List every line in this data where the string "right" occurs.

**Material shown**.
--*--
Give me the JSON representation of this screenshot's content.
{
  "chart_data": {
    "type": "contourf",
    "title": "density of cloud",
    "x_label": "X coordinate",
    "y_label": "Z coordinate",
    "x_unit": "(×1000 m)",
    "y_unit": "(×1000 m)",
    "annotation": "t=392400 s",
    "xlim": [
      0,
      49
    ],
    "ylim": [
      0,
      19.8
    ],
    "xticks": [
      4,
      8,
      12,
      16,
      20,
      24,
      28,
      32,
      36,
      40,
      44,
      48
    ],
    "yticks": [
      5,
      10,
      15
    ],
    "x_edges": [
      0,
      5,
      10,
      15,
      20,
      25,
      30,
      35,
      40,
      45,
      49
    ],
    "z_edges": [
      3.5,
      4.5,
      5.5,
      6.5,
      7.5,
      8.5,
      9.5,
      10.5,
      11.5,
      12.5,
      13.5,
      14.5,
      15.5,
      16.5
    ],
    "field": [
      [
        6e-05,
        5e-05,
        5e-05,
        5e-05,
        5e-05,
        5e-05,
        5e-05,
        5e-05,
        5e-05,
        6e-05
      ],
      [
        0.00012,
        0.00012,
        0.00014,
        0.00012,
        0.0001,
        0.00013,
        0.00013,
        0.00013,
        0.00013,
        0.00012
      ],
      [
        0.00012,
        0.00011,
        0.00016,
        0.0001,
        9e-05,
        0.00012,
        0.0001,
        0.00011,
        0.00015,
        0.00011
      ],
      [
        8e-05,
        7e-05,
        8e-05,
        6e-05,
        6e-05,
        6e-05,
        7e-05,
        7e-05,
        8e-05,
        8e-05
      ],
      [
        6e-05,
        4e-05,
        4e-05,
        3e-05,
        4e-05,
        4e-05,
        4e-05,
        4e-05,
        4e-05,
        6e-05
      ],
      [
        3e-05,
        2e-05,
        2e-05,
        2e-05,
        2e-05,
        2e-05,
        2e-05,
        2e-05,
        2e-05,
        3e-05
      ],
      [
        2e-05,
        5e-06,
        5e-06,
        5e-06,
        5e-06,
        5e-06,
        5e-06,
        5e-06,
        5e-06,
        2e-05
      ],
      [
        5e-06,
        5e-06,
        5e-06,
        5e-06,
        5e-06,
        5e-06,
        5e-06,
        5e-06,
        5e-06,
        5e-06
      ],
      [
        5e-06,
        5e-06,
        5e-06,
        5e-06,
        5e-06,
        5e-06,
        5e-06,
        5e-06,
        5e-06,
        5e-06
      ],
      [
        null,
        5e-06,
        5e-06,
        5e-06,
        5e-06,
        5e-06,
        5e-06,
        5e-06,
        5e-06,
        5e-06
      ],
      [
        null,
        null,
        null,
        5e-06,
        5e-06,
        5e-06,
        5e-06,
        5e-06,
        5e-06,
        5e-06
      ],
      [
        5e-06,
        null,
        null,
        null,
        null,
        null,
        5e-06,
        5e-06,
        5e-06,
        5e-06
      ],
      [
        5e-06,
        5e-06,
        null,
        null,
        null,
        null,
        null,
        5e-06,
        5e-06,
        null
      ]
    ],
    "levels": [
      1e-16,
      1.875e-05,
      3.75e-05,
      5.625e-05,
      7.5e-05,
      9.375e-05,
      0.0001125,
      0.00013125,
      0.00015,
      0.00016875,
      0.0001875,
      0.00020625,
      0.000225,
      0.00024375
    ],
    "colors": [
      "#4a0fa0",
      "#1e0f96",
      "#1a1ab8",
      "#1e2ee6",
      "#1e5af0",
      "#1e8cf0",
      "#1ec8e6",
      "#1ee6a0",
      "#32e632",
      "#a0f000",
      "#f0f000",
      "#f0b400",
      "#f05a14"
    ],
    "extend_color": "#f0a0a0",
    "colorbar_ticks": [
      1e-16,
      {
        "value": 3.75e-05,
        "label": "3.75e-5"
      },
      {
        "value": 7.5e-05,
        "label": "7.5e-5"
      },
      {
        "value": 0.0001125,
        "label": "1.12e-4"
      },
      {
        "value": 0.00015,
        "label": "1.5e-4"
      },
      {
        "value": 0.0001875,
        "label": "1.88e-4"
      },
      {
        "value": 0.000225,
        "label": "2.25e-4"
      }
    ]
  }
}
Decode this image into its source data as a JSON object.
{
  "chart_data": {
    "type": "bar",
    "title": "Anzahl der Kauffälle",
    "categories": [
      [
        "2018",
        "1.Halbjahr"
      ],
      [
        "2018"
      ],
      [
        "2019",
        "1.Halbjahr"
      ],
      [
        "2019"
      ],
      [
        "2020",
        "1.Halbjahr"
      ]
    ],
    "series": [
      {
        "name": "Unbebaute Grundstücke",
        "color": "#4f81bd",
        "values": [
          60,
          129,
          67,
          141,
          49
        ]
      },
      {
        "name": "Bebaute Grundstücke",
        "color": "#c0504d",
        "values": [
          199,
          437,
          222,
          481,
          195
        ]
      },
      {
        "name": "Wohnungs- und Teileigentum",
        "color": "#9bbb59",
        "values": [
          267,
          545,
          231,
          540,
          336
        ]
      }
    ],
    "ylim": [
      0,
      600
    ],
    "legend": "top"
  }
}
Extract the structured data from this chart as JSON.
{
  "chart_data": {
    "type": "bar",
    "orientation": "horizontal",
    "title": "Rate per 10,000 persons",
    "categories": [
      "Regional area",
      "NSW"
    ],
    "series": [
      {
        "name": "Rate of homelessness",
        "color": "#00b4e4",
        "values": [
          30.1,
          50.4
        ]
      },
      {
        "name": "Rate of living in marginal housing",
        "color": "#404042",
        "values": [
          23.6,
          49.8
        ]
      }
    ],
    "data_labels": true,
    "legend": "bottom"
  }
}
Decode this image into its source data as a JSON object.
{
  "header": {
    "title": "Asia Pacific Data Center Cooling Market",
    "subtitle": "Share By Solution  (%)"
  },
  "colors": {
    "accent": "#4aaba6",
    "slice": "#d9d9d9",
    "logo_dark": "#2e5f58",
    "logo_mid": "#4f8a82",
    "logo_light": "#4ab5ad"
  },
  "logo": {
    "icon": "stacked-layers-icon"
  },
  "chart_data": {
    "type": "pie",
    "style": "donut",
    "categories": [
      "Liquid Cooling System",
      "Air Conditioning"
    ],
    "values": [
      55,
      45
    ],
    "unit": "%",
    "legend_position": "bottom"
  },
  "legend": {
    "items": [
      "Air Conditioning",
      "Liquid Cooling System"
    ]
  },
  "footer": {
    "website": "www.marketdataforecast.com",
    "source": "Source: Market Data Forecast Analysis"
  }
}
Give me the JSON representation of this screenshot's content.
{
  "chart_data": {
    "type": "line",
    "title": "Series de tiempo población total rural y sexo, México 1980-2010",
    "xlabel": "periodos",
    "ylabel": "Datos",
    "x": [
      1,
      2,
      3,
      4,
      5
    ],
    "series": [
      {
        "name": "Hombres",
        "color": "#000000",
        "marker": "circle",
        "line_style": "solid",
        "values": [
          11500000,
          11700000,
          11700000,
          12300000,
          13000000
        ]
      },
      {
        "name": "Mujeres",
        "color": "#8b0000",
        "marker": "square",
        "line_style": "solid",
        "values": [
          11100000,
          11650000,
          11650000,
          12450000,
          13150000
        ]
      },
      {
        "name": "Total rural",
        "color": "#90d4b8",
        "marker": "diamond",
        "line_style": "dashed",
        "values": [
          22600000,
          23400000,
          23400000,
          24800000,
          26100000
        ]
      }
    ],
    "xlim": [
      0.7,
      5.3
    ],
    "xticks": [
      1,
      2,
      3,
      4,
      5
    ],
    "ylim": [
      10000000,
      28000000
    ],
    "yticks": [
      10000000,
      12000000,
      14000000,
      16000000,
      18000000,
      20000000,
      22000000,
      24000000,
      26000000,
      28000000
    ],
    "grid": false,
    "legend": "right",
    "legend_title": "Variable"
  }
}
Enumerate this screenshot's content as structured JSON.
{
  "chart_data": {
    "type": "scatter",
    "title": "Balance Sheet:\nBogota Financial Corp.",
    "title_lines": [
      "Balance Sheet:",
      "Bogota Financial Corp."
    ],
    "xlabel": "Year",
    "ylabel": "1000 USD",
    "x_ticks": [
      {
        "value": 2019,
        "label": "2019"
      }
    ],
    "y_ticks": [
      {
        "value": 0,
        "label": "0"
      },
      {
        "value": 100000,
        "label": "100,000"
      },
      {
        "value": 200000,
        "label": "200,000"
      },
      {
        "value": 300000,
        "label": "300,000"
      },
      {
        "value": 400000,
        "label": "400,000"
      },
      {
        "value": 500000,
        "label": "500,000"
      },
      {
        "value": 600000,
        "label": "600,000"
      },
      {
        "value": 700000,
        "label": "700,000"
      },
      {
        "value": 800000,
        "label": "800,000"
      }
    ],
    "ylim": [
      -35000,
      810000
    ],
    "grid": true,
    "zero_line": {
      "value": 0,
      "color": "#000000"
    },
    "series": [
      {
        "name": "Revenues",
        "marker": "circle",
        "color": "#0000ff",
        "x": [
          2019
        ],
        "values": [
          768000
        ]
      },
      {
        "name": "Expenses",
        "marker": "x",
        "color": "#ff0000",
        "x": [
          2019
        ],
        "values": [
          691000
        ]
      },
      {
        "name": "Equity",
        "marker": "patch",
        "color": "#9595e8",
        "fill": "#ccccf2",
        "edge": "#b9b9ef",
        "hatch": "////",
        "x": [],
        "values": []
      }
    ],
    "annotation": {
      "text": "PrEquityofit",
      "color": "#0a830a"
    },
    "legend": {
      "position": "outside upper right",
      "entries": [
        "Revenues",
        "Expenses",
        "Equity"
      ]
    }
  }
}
--*--
**Task solution**.
    "legend": "right",
      "position": "outside upper right",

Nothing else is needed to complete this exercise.